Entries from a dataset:
'''

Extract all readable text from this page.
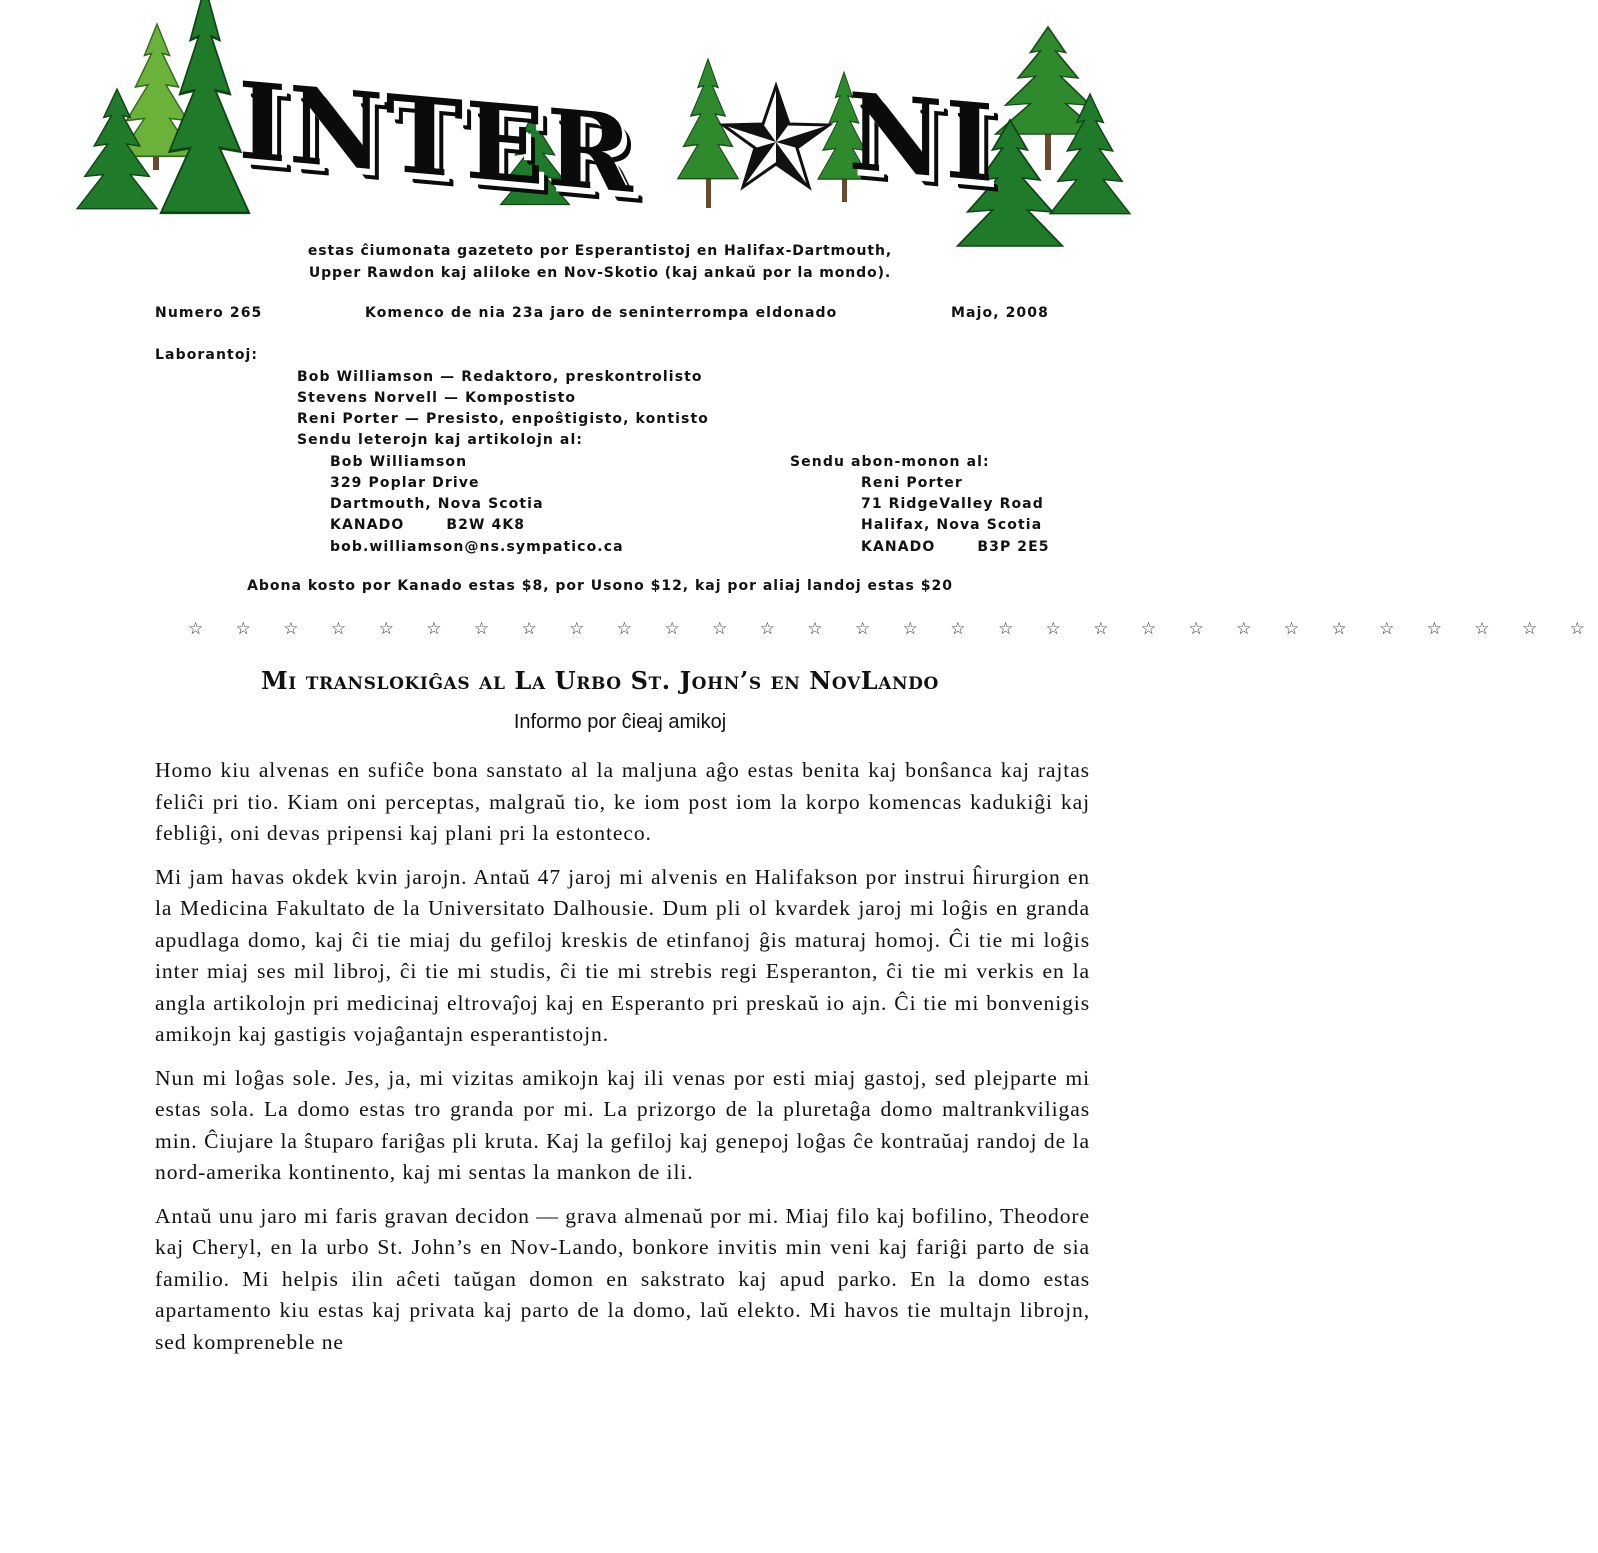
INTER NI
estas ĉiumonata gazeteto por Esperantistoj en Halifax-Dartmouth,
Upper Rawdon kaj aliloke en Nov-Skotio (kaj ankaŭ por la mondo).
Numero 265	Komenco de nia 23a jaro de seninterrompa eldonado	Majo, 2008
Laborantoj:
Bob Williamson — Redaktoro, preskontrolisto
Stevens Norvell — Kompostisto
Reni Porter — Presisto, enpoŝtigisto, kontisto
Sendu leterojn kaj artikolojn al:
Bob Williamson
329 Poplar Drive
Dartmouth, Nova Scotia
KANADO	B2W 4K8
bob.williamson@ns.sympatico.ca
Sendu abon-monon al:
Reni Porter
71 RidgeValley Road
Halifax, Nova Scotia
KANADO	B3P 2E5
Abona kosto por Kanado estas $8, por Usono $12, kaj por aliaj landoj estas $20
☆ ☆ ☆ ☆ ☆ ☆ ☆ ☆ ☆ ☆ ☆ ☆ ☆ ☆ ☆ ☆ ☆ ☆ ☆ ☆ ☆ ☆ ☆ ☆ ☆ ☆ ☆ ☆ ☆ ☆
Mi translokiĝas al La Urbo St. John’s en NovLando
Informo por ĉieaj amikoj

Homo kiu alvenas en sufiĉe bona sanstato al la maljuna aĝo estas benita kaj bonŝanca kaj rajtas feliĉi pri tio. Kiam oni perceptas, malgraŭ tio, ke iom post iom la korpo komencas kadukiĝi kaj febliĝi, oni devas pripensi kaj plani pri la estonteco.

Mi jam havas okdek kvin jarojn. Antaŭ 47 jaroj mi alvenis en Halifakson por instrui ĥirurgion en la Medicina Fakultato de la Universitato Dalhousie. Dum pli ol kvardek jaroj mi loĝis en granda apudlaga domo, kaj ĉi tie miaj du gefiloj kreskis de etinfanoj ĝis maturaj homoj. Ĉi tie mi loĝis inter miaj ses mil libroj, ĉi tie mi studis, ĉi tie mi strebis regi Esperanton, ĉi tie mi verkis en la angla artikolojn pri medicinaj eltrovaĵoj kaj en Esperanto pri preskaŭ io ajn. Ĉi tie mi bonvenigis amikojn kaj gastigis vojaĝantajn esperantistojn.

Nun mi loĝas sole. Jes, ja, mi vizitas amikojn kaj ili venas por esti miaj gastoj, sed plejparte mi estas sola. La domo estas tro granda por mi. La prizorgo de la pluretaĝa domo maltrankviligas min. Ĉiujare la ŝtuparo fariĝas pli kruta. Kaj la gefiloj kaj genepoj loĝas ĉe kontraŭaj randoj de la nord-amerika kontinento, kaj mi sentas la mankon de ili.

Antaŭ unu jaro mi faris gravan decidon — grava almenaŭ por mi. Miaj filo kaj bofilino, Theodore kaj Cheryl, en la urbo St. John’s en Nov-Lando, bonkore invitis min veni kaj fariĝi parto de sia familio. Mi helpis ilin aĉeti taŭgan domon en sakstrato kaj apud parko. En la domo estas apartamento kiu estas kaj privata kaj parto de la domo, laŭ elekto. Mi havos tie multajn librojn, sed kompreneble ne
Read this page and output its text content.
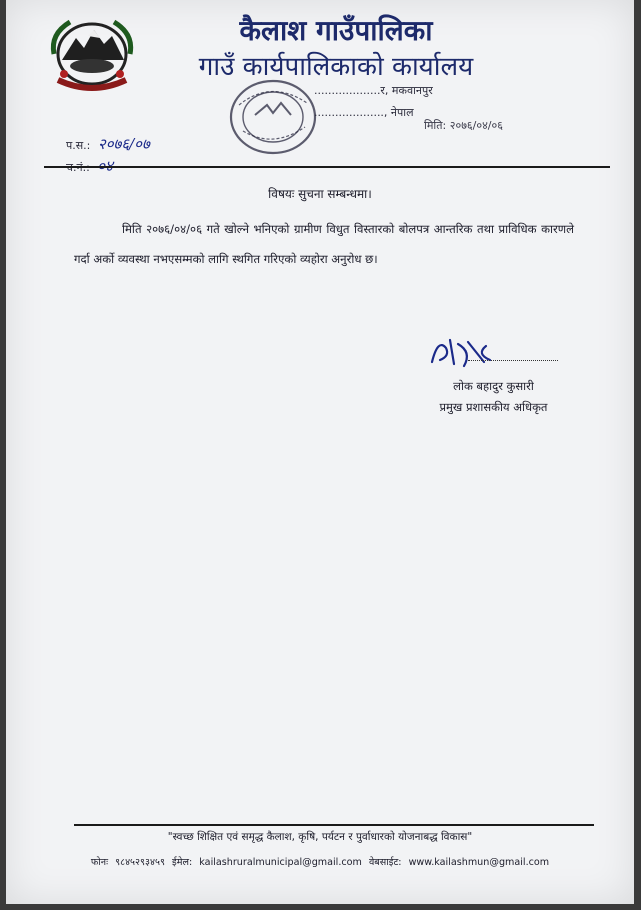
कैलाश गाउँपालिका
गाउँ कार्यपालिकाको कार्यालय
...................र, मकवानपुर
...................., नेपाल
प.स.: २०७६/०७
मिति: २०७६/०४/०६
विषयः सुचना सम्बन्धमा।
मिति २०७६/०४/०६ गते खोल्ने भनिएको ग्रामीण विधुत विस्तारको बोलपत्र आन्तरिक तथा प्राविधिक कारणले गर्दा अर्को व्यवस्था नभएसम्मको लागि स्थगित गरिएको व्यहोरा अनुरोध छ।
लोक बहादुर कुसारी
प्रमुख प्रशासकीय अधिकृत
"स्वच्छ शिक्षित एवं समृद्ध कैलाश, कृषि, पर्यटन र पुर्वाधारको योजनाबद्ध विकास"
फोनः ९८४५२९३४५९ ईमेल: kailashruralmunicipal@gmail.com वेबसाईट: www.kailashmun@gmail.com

'''
'''

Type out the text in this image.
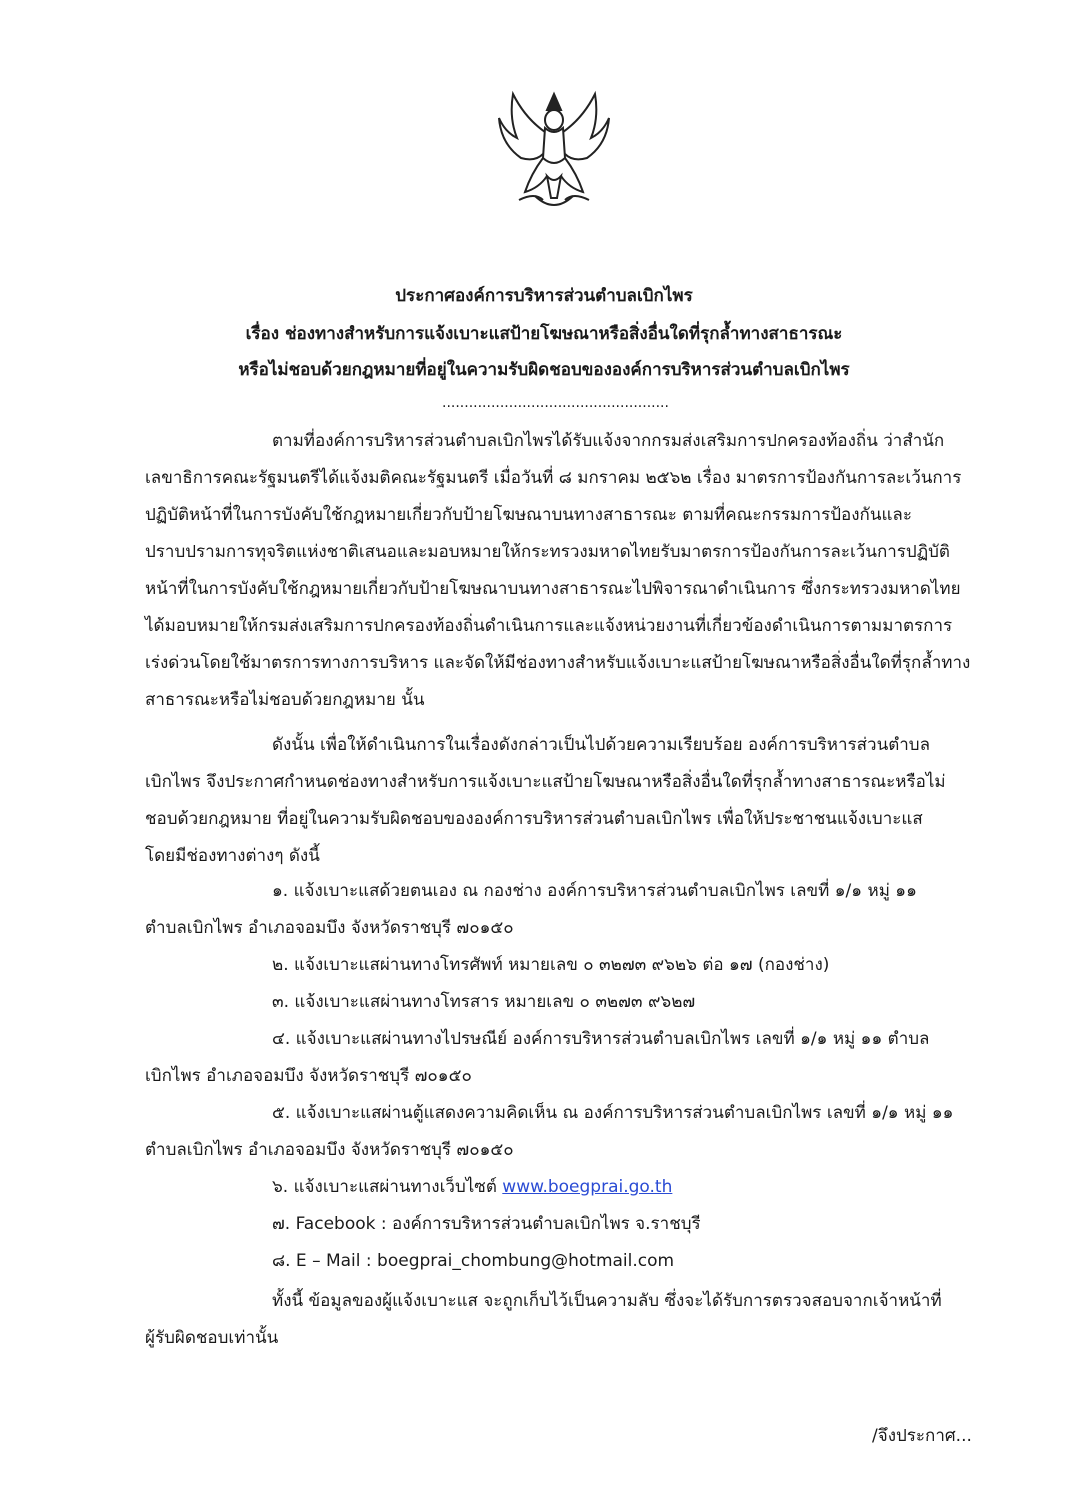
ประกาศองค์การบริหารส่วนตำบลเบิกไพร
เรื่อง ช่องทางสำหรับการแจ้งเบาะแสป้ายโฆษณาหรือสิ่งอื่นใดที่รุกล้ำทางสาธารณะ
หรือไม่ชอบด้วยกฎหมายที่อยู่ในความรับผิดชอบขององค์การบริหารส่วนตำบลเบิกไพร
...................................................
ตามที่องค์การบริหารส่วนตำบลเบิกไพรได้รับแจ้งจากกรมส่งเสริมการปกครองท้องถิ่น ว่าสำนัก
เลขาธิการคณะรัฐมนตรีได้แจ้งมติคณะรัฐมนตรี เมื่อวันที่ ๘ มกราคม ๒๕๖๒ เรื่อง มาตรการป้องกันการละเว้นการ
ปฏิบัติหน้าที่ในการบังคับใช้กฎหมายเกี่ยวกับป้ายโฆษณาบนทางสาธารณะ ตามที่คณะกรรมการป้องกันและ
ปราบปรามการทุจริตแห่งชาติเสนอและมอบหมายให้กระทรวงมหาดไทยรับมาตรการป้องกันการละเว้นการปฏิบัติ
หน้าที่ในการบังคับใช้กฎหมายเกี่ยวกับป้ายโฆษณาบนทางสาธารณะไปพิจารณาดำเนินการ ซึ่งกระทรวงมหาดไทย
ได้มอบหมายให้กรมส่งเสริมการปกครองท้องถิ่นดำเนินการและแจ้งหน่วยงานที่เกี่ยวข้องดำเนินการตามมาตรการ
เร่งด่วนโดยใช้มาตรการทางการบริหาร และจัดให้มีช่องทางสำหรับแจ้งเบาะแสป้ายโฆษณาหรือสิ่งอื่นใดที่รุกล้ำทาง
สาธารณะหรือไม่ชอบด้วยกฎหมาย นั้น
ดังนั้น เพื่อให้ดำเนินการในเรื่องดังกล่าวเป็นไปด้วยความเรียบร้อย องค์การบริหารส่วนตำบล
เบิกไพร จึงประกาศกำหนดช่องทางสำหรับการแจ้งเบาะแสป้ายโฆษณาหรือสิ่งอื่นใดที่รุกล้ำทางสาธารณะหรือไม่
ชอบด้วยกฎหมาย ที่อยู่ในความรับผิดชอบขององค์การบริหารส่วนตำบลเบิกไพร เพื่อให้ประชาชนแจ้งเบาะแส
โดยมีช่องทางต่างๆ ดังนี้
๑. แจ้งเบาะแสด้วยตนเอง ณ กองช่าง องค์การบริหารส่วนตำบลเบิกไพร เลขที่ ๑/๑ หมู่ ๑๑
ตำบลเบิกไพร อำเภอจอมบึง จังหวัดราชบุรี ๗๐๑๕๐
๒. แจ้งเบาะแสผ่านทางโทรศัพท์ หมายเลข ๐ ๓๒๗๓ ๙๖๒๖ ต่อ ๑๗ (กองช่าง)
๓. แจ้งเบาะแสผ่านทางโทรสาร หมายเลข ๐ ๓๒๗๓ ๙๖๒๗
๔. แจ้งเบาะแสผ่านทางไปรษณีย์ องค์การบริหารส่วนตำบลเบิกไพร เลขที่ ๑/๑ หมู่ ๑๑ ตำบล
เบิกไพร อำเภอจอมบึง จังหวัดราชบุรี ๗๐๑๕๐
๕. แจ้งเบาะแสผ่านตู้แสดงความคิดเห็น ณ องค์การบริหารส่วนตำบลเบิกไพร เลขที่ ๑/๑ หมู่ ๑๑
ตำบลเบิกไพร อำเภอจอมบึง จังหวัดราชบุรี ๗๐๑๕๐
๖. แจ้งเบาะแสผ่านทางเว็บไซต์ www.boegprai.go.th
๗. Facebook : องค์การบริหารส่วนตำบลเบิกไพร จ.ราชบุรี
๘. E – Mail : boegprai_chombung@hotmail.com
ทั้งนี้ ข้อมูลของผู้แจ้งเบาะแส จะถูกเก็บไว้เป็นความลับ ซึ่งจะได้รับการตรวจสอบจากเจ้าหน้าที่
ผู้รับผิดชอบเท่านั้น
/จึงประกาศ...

'''
'''

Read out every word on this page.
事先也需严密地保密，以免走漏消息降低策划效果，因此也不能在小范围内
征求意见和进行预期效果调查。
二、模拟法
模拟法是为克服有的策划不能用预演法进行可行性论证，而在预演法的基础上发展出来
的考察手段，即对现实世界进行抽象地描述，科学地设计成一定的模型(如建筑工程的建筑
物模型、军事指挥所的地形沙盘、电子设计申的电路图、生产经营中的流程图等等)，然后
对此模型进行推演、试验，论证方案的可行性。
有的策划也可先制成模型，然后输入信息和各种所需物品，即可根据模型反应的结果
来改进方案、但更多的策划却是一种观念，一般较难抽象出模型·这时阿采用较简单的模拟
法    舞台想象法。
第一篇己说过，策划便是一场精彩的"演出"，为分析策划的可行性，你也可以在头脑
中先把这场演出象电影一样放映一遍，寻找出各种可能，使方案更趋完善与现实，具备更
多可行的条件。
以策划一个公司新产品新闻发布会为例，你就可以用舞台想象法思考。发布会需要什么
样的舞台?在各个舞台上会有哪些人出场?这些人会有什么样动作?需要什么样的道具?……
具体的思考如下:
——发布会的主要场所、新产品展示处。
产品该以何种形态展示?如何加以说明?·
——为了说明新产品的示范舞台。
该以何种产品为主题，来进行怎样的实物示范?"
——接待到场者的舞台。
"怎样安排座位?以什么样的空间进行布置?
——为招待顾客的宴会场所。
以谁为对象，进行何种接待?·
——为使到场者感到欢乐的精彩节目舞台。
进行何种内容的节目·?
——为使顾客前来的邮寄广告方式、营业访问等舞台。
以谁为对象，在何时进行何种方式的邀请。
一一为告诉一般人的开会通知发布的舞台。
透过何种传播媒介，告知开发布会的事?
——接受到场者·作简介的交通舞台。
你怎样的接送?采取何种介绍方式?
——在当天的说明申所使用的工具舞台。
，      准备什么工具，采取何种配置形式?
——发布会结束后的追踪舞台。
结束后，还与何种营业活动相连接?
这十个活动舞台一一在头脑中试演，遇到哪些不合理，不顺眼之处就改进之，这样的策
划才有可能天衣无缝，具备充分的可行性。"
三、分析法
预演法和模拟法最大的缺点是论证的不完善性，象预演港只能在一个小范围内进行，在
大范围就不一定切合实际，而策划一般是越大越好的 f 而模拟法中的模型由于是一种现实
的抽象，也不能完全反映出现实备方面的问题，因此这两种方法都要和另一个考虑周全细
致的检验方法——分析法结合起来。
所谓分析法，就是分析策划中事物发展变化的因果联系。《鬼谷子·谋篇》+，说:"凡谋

'''

Keep only the lines that hold the string "กองช", and copy them out.

EXERCISE SOLUTION:
๑. แจ้งเบาะแสด้วยตนเอง ณ กองช่าง องค์การบริหารส่วนตำบลเบิกไพร เลขที่ ๑/๑ หมู่ ๑๑
๒. แจ้งเบาะแสผ่านทางโทรศัพท์ หมายเลข ๐ ๓๒๗๓ ๙๖๒๖ ต่อ ๑๗ (กองช่าง)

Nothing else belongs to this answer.